▶ _Task details_
Rewrite the lines of the items below as a numbered list, beginning at the line with "fill-handle[interactable] <box>65 229" and running through the line with "tab-insert[interactable]: 插入 <box>86". Skip any blank lines.

:: The input

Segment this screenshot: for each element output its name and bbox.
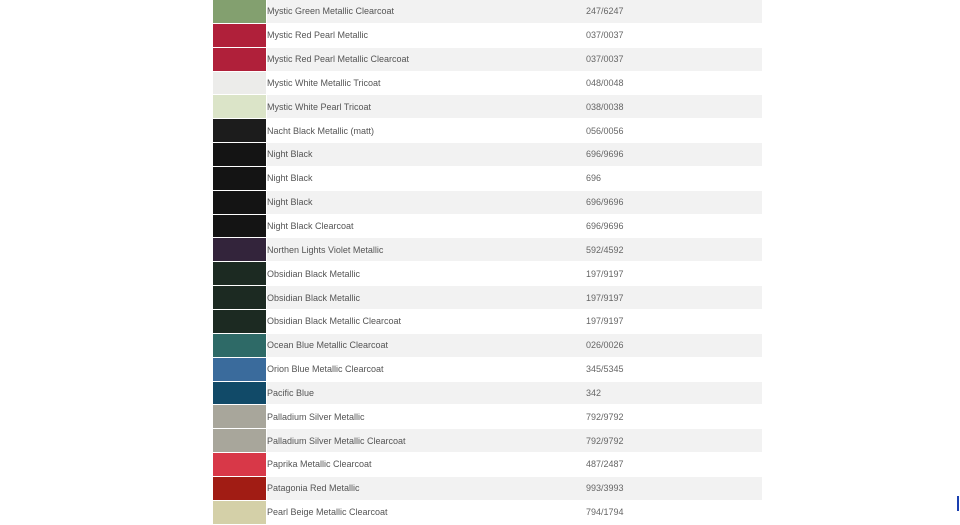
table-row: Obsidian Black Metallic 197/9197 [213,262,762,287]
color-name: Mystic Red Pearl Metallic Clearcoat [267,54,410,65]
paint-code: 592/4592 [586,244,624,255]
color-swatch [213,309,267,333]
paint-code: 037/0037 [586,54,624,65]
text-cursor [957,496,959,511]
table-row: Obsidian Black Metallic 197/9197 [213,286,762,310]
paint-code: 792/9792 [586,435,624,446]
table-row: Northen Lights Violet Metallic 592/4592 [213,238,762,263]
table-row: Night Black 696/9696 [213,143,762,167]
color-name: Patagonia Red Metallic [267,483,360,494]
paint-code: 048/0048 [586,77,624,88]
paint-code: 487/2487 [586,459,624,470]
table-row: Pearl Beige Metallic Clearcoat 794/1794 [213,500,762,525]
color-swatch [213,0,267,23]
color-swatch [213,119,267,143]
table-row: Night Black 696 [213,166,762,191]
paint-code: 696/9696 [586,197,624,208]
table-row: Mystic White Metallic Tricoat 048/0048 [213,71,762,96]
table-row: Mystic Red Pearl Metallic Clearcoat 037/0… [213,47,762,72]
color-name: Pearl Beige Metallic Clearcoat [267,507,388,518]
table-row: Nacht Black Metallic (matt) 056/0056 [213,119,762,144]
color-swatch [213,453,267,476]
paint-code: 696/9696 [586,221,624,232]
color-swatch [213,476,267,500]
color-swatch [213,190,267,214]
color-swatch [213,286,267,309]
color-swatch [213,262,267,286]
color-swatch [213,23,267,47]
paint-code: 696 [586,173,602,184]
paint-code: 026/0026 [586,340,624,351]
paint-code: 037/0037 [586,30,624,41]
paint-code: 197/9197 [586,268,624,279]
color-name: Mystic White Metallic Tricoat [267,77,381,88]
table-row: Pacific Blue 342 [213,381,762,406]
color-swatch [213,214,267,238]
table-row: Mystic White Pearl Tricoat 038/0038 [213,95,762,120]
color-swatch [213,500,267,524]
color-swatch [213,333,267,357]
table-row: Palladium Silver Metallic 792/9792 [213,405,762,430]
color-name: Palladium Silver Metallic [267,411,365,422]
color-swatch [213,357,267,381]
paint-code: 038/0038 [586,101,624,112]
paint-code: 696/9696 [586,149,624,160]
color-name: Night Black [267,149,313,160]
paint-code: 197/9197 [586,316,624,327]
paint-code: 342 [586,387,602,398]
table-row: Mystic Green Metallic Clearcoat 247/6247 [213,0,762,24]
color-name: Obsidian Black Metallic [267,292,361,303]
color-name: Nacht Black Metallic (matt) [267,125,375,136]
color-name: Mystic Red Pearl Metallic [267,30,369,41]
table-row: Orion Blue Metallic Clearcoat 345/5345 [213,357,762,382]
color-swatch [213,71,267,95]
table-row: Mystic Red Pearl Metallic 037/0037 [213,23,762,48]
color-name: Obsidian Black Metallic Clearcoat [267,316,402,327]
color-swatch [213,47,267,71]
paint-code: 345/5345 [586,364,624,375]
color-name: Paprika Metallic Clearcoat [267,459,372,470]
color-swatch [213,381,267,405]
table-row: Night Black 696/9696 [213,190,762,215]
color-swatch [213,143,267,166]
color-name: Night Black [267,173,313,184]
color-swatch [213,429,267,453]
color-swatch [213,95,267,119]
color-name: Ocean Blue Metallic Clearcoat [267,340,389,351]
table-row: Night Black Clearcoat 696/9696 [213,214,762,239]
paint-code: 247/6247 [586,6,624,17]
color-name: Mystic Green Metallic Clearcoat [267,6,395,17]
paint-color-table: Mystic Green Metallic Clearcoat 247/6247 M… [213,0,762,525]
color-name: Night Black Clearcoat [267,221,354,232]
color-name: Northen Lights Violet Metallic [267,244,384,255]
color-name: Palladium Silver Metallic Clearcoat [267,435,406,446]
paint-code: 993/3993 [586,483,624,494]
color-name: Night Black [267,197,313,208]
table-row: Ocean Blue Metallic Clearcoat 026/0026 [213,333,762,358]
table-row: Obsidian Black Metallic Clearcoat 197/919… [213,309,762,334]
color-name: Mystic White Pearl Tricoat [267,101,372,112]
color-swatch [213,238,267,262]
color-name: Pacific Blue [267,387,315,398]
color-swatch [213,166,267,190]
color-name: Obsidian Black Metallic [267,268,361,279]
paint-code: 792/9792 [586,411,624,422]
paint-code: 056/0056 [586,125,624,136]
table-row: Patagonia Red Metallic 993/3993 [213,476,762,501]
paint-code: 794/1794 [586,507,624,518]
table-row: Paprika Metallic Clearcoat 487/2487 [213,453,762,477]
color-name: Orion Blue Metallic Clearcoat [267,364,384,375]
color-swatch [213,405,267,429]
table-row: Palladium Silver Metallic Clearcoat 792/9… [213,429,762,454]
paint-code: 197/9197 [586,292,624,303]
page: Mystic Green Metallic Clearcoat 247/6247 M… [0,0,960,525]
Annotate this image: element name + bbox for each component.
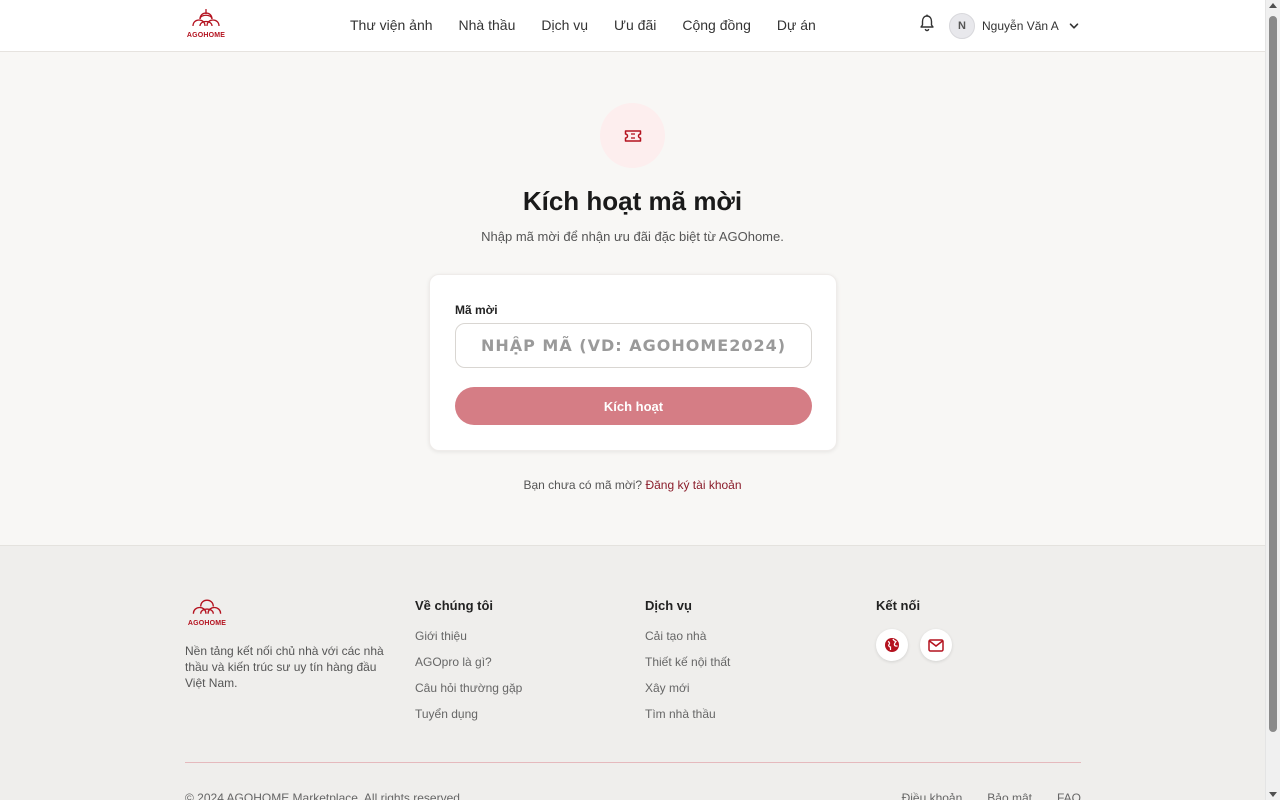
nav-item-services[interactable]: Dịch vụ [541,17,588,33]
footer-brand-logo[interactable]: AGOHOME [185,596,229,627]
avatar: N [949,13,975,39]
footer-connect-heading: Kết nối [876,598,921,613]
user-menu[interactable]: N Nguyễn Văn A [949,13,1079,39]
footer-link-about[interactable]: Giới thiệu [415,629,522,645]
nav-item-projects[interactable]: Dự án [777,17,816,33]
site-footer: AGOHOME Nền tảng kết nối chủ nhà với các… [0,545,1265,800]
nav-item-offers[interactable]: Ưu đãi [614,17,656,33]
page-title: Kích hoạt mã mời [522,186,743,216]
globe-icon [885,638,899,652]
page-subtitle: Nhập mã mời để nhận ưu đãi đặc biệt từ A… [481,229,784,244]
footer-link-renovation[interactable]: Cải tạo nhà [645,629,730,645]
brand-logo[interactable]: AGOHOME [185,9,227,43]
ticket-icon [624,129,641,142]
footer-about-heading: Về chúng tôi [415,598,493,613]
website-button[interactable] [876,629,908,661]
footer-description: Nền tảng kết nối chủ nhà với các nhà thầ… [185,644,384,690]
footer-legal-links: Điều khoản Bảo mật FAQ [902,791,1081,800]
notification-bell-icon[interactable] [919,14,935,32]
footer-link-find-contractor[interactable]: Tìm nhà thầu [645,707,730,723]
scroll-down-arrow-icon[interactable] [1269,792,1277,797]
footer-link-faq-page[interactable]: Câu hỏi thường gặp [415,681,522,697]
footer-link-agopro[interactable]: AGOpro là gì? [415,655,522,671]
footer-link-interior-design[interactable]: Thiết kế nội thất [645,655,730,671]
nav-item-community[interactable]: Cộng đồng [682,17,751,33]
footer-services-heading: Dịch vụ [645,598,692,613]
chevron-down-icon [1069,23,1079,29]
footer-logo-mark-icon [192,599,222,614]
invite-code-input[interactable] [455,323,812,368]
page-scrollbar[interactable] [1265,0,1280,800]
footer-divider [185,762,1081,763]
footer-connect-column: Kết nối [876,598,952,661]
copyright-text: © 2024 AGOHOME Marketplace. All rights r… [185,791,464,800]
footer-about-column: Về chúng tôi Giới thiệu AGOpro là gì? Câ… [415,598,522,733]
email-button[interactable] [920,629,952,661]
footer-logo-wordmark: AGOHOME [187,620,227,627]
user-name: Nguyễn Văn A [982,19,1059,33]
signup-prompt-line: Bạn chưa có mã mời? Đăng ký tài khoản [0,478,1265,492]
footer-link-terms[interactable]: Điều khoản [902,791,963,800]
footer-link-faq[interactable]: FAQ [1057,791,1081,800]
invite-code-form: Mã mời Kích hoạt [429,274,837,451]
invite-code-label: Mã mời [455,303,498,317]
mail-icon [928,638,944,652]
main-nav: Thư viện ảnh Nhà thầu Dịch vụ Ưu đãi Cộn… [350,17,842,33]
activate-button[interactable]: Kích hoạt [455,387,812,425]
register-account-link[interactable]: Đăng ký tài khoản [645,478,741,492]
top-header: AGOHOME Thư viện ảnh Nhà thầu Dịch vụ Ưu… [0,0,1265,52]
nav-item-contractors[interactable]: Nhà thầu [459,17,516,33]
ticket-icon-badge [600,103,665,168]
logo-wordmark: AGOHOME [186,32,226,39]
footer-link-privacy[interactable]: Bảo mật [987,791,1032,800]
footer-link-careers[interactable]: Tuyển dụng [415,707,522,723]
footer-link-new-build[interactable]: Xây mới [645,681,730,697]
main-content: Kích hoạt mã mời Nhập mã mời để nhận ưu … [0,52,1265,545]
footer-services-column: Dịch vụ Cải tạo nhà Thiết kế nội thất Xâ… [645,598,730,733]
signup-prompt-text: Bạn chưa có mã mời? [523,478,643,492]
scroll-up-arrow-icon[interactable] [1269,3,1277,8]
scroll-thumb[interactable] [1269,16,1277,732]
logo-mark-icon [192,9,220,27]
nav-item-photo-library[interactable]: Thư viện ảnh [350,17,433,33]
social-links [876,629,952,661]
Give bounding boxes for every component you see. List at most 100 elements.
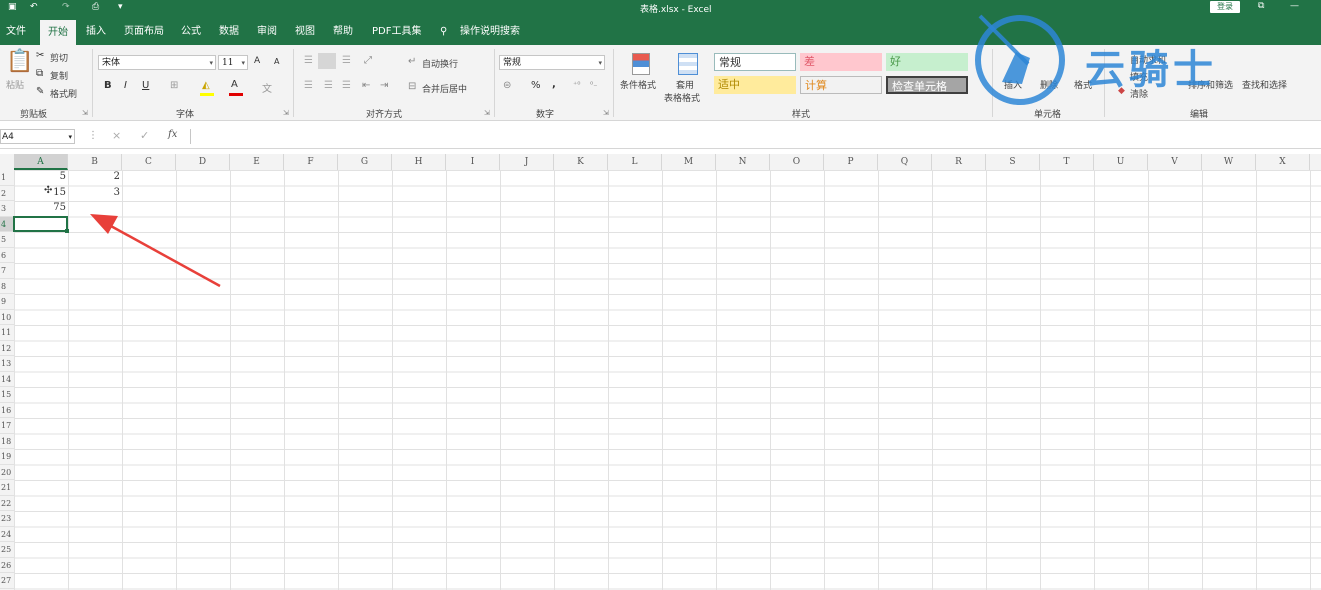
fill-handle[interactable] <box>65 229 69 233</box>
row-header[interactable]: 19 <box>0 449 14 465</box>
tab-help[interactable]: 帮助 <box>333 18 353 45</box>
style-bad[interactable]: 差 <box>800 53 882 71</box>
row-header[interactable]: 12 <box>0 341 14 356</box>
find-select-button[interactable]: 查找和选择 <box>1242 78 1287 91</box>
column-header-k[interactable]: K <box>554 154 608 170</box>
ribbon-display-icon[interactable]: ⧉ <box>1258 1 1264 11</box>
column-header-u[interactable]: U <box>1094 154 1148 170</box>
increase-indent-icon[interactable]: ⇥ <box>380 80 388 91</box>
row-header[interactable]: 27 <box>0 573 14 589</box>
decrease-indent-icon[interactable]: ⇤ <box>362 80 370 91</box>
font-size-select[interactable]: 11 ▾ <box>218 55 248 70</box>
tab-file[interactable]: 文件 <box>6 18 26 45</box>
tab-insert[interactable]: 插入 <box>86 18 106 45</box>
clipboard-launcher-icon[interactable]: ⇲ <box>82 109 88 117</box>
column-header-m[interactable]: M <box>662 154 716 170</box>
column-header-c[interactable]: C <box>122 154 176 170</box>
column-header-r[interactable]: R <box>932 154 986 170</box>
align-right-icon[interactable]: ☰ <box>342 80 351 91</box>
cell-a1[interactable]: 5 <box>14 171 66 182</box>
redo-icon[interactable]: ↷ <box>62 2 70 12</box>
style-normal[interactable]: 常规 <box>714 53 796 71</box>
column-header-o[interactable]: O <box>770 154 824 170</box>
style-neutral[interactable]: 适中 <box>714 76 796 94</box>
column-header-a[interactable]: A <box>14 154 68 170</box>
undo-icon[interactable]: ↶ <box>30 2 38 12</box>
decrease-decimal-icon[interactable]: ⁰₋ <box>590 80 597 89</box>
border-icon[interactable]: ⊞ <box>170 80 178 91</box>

::::

▶ _Worked answer_
1. fill-handle[interactable] <box>65 229 69 233</box>
2. row-header[interactable]: 19 <box>0 449 14 465</box>
3. tab-help[interactable]: 帮助 <box>333 18 353 45</box>
4. style-bad[interactable]: 差 <box>800 53 882 71</box>
5. row-header[interactable]: 12 <box>0 341 14 356</box>
6. find-select-button[interactable]: 查找和选择 <box>1242 78 1287 91</box>
7. column-header-k[interactable]: K <box>554 154 608 170</box>
8. ribbon-display-icon[interactable]: ⧉ <box>1258 1 1264 11</box>
9. column-header-u[interactable]: U <box>1094 154 1148 170</box>
10. increase-indent-icon[interactable]: ⇥ <box>380 80 388 91</box>
11. row-header[interactable]: 27 <box>0 573 14 589</box>
12. decrease-indent-icon[interactable]: ⇤ <box>362 80 370 91</box>
13. font-size-select[interactable]: 11 ▾ <box>218 55 248 70</box>
14. tab-file[interactable]: 文件 <box>6 18 26 45</box>
15. tab-insert[interactable]: 插入 <box>86 18 106 45</box>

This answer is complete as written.